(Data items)
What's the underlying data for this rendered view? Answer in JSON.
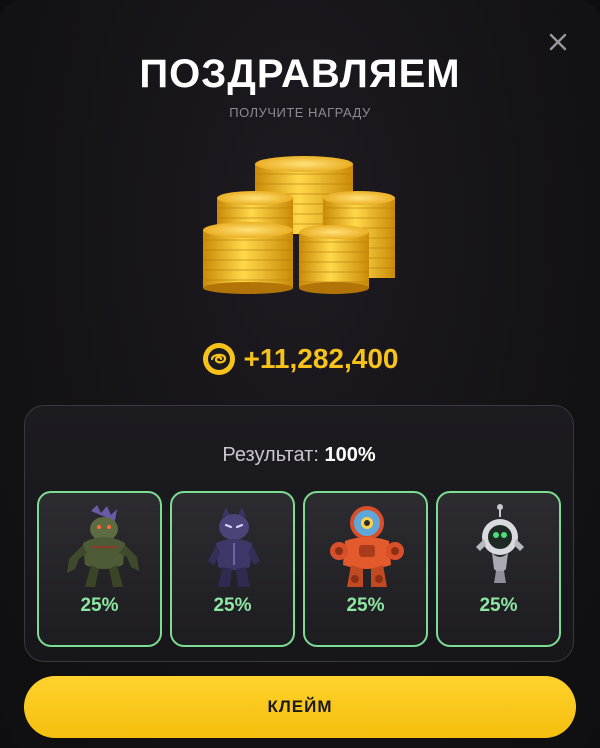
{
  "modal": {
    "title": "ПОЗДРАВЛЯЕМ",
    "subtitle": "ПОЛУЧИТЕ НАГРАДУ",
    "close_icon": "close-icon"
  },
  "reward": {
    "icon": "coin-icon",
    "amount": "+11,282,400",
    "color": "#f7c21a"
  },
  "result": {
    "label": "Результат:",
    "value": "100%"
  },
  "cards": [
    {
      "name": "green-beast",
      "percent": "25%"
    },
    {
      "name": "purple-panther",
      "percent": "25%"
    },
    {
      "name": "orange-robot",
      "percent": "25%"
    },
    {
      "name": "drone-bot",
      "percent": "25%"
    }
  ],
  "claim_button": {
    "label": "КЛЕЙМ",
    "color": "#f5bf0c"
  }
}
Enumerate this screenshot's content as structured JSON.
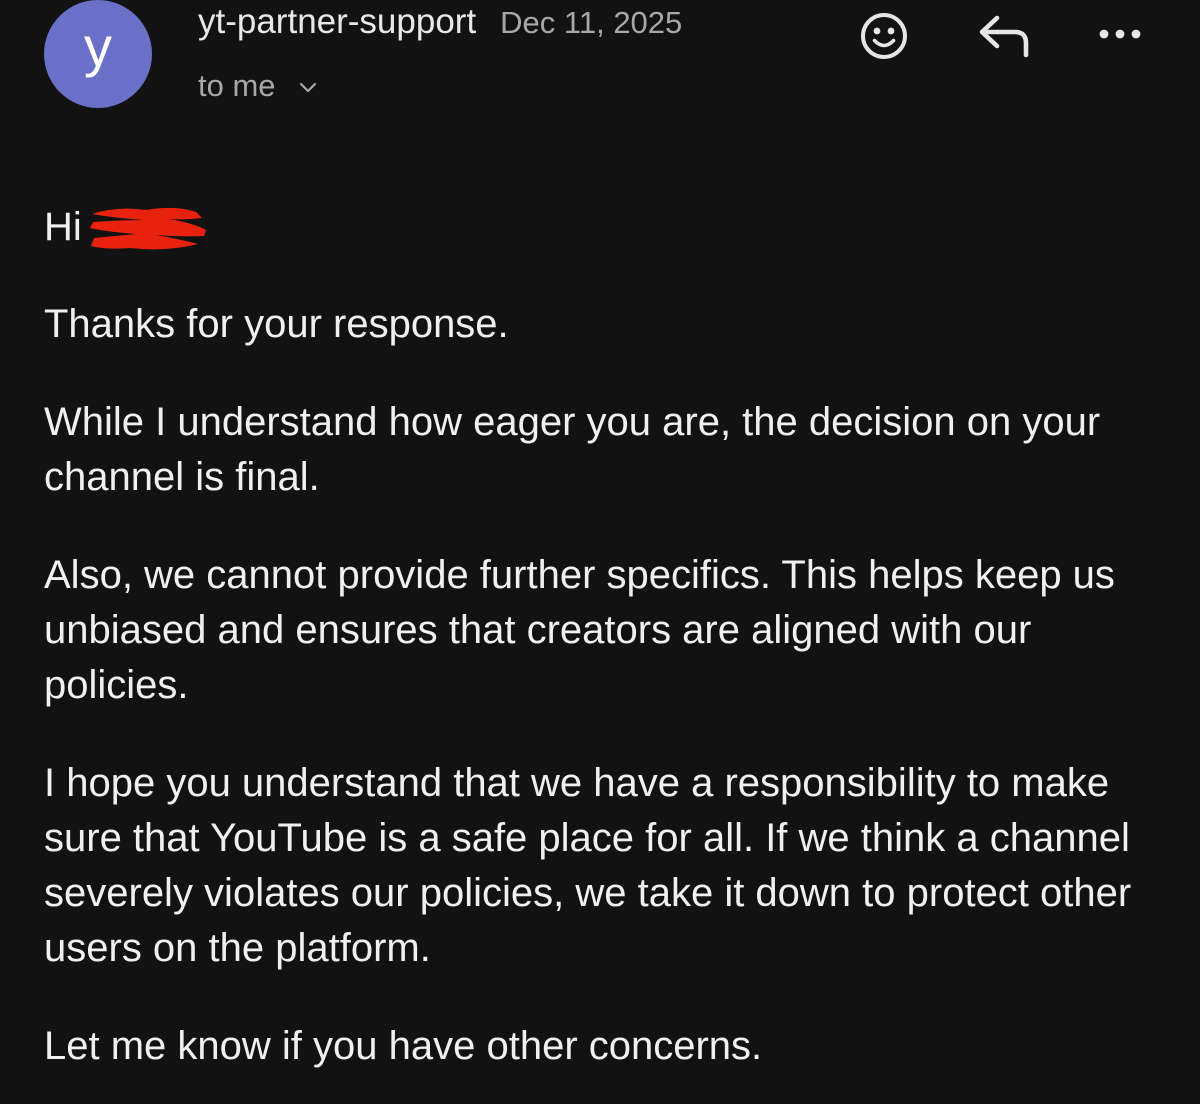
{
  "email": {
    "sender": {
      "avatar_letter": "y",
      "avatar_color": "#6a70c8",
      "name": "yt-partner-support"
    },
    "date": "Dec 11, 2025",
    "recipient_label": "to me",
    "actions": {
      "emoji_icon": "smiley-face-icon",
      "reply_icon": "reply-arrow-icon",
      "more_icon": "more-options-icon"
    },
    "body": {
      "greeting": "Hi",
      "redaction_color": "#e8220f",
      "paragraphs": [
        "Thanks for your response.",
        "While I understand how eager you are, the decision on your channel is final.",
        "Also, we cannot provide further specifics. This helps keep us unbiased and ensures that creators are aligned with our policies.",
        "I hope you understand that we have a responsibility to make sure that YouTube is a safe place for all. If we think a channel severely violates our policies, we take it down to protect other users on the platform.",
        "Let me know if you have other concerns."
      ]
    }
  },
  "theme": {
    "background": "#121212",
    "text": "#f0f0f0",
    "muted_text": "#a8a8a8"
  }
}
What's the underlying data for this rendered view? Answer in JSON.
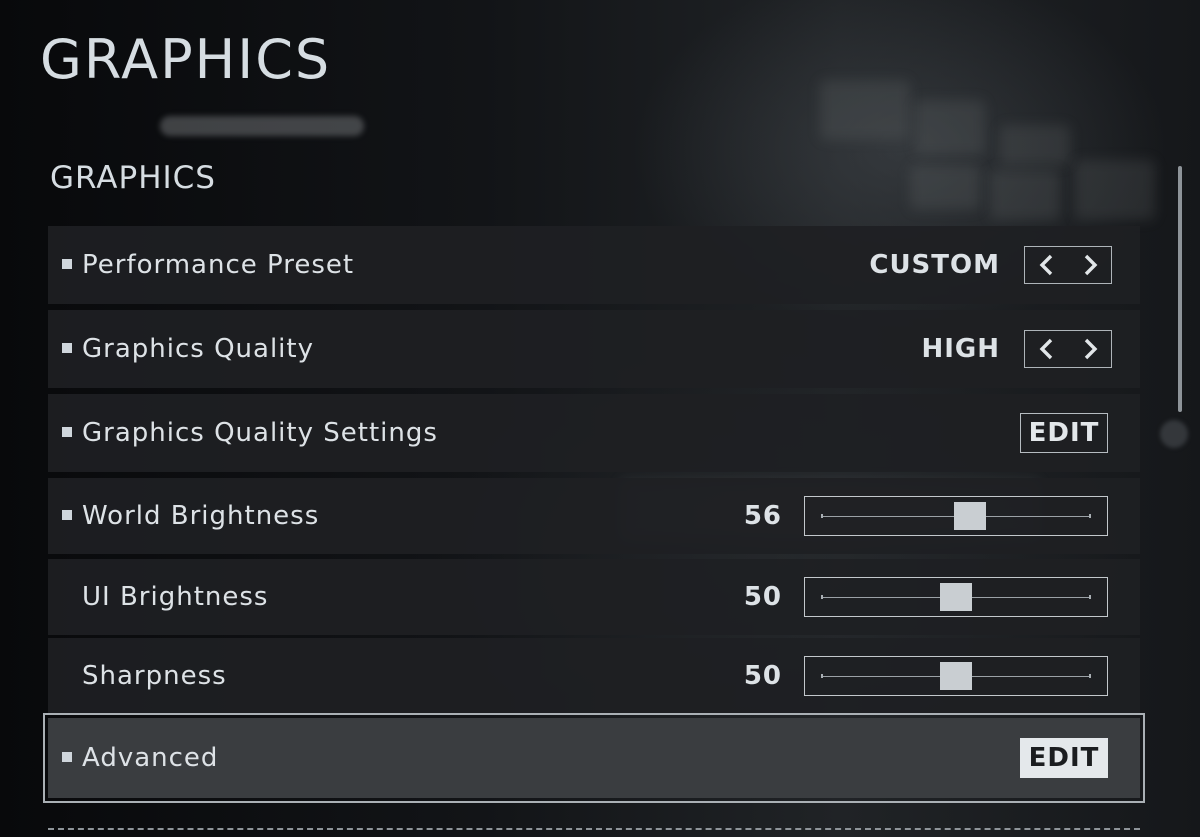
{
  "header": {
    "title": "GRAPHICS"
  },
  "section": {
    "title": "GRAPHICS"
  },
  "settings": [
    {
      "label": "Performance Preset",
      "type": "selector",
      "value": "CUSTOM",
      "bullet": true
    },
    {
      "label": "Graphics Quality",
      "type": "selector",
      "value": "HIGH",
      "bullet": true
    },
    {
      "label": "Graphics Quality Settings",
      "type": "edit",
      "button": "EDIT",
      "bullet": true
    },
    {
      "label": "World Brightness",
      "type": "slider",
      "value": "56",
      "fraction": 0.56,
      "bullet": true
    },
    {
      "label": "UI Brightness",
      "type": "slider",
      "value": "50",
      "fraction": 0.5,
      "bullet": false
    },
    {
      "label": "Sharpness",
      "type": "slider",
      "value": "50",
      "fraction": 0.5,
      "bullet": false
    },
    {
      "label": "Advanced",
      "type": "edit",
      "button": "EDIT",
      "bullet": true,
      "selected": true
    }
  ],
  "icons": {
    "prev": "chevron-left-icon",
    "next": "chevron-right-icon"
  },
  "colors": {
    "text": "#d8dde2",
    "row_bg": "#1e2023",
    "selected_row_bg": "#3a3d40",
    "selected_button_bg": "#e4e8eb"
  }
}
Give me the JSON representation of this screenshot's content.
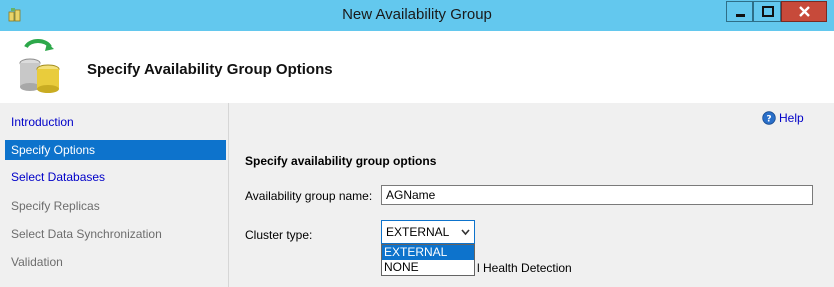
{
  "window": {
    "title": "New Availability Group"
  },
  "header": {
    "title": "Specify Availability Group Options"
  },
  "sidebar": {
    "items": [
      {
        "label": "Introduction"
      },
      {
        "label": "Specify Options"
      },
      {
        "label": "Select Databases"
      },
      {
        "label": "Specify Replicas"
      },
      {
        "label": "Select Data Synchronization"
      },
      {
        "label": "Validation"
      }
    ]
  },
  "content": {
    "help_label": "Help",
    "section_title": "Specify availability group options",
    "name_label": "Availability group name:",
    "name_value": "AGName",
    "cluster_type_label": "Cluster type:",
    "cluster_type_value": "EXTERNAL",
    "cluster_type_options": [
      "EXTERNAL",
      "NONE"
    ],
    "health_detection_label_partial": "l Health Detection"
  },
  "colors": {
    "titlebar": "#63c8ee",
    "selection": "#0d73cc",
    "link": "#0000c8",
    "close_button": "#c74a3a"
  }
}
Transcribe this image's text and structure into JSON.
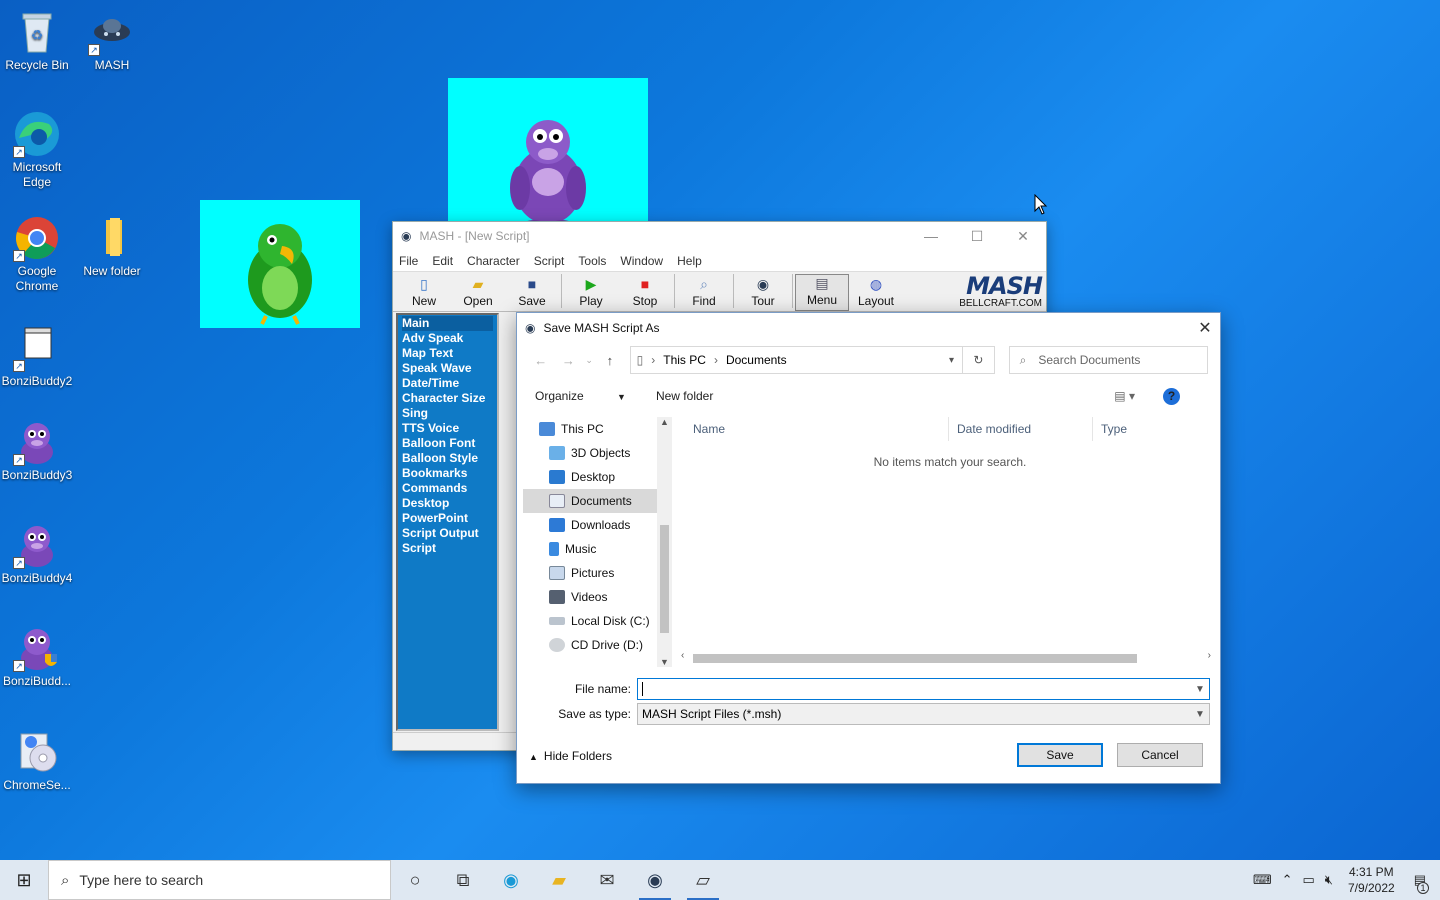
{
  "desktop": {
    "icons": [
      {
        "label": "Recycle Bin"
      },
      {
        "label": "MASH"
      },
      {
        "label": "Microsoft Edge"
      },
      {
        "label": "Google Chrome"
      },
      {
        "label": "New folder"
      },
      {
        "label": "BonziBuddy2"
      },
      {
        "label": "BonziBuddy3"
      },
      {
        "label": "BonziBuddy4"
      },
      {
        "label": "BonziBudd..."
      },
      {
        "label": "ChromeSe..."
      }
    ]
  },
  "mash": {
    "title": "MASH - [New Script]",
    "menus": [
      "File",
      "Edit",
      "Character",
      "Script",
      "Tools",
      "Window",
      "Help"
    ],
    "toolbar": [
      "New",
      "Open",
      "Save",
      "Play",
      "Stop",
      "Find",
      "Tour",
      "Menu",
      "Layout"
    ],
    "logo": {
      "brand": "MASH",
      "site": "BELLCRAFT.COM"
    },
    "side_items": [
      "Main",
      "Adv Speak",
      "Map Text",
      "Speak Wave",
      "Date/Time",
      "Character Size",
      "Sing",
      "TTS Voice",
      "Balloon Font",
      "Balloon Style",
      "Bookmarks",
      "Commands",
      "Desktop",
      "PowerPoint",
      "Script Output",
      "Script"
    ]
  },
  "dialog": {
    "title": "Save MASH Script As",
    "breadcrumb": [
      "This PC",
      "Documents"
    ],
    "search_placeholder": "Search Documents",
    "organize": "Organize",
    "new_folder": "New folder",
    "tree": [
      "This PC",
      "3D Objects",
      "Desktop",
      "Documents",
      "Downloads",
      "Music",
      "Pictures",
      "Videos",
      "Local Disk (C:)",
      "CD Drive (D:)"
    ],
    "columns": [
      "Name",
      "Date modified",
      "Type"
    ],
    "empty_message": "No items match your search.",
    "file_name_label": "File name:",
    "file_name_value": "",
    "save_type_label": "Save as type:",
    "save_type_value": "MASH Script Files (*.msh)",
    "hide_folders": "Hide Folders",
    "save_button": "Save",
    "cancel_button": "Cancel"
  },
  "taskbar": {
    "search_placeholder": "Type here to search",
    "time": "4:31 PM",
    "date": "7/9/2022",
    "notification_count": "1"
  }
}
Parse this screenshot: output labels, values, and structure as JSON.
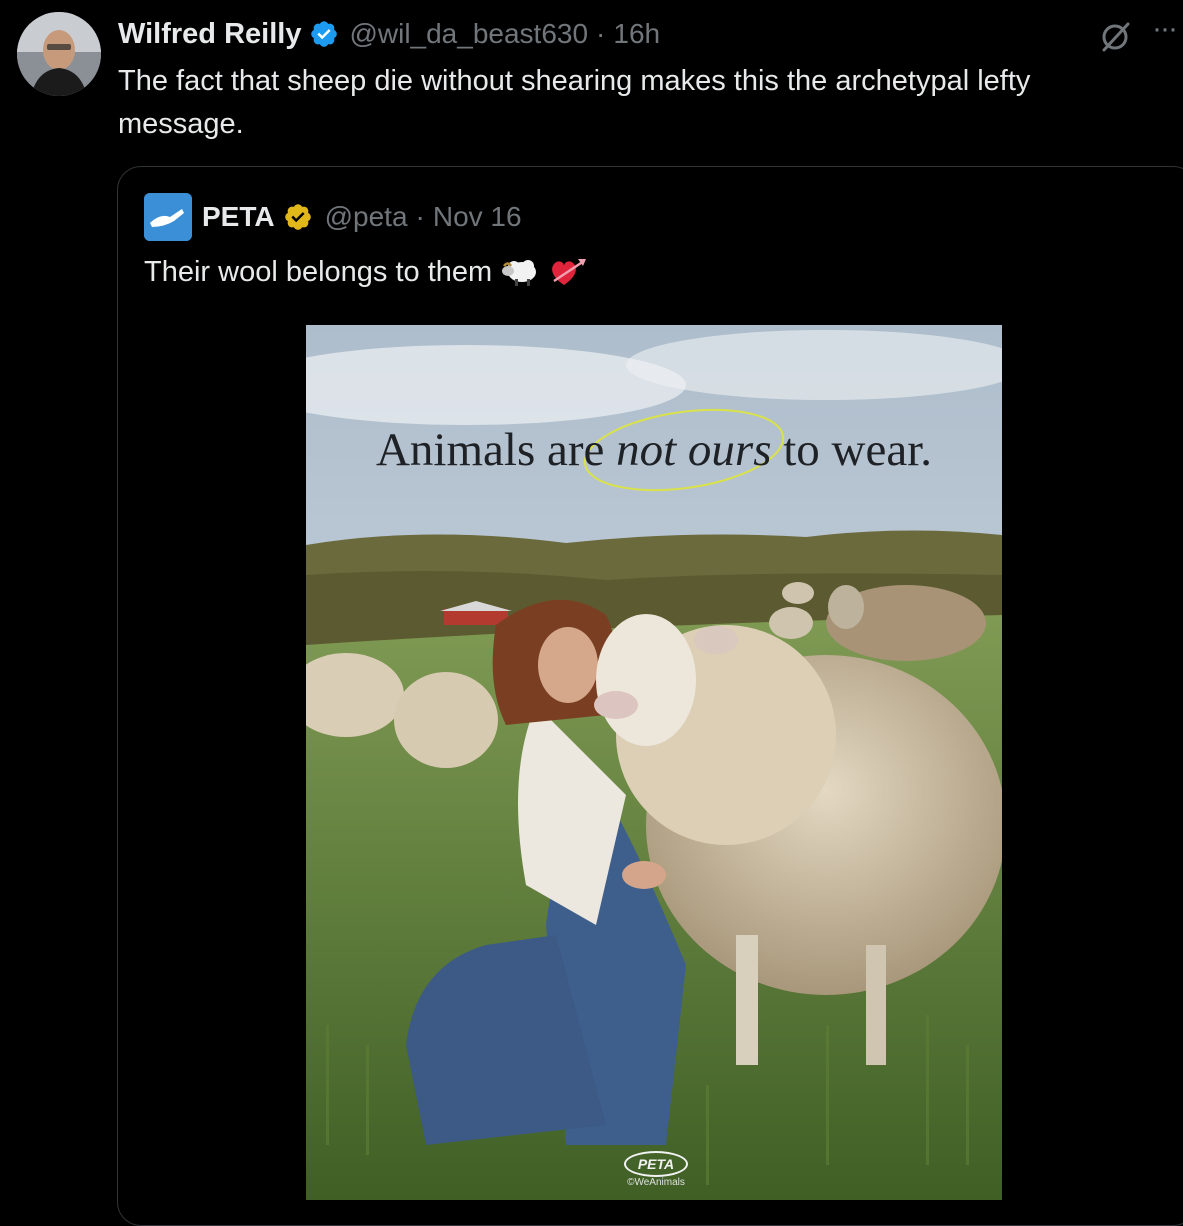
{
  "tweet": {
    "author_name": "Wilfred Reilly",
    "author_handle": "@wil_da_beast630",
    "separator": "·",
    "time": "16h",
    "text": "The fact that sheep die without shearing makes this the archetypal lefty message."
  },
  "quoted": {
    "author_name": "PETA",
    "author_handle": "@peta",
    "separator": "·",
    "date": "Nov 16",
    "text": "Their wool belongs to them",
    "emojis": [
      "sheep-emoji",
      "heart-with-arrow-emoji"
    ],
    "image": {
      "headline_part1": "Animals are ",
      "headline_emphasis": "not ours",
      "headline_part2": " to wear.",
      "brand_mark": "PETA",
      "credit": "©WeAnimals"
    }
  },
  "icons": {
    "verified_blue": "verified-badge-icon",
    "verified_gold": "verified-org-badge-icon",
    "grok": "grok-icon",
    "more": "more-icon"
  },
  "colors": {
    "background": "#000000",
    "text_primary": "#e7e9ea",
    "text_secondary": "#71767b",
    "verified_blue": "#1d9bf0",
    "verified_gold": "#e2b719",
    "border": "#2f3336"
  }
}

#### AIM
State the number of lines holding the word "that" in the listing. Add nothing else.

#### REPLY TO THE TASK
3